_YOUR TASK_. Copy each line below in which the word "Vendite" occurs.

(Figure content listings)
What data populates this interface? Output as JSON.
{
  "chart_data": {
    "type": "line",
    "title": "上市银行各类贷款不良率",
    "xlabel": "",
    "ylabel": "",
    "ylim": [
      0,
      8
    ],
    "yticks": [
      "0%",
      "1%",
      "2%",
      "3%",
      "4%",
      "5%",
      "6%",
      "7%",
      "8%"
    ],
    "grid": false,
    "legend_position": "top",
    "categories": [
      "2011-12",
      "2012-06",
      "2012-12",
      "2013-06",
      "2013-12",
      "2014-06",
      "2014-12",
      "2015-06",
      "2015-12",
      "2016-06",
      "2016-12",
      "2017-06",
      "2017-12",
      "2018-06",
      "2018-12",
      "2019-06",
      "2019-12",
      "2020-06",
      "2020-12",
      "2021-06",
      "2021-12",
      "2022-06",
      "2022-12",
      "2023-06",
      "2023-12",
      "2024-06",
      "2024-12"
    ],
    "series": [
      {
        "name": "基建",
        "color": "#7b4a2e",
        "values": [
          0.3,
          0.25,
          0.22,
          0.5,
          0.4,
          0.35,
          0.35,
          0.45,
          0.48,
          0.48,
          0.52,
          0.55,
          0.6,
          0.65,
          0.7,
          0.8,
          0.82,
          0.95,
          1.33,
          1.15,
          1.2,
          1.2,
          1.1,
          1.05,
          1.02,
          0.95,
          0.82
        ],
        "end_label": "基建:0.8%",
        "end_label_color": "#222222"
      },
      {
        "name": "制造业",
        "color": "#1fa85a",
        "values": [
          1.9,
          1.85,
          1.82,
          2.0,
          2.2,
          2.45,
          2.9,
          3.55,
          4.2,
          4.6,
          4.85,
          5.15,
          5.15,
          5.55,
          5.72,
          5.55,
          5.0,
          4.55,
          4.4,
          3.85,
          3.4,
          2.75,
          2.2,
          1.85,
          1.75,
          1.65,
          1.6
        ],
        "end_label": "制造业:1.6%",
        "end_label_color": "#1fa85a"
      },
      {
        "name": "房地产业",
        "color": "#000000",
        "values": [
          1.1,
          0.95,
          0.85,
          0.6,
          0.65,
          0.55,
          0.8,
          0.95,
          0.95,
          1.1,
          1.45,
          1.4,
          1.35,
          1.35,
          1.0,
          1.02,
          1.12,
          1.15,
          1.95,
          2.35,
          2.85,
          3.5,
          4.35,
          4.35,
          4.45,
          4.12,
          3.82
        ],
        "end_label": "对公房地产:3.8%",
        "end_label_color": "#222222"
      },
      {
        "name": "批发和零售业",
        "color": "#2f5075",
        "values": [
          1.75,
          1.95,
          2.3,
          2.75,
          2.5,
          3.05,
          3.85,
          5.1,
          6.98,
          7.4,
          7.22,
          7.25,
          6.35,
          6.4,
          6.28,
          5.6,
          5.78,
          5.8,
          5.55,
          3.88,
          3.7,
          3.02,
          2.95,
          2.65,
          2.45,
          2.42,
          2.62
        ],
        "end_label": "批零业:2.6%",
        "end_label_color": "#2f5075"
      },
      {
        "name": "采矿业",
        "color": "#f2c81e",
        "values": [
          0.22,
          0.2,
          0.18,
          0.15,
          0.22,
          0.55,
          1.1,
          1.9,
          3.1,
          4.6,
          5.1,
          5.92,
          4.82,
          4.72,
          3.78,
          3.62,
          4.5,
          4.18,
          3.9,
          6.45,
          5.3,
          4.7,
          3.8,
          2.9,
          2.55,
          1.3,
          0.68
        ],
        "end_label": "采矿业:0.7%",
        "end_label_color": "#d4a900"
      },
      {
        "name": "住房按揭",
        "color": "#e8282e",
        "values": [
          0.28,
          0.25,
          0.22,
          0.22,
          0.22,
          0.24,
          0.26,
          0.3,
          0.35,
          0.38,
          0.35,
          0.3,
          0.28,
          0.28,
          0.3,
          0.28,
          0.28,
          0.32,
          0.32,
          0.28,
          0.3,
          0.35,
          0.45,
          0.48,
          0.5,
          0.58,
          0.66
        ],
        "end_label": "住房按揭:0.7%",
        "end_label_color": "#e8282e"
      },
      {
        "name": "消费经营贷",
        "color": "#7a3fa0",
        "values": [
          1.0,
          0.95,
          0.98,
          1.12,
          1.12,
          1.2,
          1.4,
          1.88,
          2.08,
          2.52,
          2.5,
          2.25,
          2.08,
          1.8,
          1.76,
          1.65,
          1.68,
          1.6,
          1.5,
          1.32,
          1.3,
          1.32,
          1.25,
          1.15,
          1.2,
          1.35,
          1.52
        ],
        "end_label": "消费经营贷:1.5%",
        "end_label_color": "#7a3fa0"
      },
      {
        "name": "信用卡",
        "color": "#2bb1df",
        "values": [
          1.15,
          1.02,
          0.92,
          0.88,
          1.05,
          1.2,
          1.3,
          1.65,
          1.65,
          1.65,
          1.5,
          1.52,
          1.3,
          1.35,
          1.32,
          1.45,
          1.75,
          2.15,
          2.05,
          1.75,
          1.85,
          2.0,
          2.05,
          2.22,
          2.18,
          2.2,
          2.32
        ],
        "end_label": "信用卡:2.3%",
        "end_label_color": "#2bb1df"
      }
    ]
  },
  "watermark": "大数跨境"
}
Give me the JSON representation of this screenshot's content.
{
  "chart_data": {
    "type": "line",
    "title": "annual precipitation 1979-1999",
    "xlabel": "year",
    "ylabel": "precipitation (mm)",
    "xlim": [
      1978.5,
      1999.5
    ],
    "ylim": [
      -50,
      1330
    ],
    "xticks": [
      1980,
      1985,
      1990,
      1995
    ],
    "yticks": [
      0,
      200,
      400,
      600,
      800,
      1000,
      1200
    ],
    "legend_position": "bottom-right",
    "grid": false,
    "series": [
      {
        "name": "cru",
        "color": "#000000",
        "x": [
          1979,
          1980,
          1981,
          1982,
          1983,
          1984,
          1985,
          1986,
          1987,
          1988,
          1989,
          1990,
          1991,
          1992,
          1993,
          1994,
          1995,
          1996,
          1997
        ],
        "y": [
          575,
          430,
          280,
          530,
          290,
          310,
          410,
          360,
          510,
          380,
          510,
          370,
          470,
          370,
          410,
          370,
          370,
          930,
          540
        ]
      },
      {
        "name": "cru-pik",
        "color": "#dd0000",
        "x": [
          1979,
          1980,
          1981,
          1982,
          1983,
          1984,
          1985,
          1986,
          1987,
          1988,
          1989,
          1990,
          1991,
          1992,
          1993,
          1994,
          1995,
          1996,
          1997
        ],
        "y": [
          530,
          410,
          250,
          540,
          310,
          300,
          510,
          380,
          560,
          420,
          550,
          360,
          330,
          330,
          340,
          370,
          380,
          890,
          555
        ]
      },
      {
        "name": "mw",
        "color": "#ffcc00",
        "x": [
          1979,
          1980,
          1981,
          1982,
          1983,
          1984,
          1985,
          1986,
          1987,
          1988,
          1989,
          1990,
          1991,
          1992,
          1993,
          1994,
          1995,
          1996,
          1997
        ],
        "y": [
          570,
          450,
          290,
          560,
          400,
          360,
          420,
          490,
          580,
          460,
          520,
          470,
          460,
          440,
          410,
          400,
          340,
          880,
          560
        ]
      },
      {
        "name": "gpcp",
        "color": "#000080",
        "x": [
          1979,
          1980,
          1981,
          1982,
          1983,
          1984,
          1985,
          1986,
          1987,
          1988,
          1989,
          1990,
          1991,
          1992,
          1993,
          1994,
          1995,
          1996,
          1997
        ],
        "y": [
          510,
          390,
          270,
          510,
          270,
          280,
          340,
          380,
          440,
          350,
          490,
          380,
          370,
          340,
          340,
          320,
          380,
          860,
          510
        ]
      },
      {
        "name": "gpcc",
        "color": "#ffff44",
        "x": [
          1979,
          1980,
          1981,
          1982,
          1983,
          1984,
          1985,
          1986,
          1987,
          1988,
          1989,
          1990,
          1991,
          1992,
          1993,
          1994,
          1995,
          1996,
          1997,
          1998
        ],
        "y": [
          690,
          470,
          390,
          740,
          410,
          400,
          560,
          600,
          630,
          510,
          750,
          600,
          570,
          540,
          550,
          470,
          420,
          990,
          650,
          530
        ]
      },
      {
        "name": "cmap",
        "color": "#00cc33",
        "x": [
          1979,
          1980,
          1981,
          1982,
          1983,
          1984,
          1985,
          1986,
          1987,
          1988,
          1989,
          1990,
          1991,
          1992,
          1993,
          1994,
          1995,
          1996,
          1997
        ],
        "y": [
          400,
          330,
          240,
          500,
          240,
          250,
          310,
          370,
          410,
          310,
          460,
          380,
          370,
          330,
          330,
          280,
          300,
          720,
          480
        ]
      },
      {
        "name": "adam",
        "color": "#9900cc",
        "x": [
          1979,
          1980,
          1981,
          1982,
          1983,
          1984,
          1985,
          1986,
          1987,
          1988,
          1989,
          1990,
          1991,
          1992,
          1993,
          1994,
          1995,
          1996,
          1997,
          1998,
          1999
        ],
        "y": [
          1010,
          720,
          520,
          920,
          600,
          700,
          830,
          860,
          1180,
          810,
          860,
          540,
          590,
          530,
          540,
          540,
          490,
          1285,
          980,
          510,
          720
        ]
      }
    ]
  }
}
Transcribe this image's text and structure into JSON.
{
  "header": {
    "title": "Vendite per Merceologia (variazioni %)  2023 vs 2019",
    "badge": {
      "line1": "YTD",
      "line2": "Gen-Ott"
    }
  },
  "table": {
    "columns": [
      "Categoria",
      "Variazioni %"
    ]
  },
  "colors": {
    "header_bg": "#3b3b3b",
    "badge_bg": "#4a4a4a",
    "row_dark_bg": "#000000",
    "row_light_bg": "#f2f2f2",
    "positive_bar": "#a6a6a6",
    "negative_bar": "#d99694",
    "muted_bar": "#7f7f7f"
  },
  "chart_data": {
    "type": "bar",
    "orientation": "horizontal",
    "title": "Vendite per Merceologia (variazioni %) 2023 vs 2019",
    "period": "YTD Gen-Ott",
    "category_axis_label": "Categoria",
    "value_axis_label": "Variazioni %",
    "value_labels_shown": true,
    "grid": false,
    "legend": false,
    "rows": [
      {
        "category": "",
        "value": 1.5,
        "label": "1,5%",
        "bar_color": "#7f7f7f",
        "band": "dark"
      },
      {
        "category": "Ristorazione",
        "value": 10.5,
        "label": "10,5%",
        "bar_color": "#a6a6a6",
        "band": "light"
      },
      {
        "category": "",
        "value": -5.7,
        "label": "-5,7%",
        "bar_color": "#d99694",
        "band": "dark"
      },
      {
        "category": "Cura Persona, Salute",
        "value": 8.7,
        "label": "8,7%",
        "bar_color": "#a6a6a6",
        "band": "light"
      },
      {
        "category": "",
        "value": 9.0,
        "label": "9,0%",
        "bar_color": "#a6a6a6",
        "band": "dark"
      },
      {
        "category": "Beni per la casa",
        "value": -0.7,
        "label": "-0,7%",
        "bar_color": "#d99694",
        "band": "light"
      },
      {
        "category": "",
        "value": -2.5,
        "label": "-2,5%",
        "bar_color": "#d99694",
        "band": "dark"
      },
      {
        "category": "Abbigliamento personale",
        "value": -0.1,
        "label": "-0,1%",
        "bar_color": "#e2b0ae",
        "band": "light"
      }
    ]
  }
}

_ANSWER TO THIS TASK_.
    "title": "Vendite per Merceologia (variazioni %)  2023 vs 2019",
    "title": "Vendite per Merceologia (variazioni %) 2023 vs 2019",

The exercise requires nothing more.